What this task involves :: How many of the lines that follow contain the word "statement"? Give only the number.

## BEGIN

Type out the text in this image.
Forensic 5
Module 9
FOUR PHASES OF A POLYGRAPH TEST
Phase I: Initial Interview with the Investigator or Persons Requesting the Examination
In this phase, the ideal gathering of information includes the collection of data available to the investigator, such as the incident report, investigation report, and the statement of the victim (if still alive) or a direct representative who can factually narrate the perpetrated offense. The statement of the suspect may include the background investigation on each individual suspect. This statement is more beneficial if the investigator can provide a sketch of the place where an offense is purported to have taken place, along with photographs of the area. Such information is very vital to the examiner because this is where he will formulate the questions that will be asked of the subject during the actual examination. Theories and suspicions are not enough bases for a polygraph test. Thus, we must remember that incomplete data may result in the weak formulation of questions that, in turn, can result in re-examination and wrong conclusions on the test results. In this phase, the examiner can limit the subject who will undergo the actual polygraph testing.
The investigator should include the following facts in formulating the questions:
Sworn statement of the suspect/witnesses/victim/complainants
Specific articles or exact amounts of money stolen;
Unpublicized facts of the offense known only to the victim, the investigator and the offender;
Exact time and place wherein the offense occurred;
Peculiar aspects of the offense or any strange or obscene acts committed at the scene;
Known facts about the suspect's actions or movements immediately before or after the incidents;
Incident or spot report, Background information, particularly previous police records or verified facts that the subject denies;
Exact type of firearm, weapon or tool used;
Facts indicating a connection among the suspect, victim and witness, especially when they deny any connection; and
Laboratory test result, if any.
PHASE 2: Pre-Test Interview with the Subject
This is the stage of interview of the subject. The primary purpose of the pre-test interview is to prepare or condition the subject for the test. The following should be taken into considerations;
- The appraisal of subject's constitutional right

## END

Response to the exercise :: 2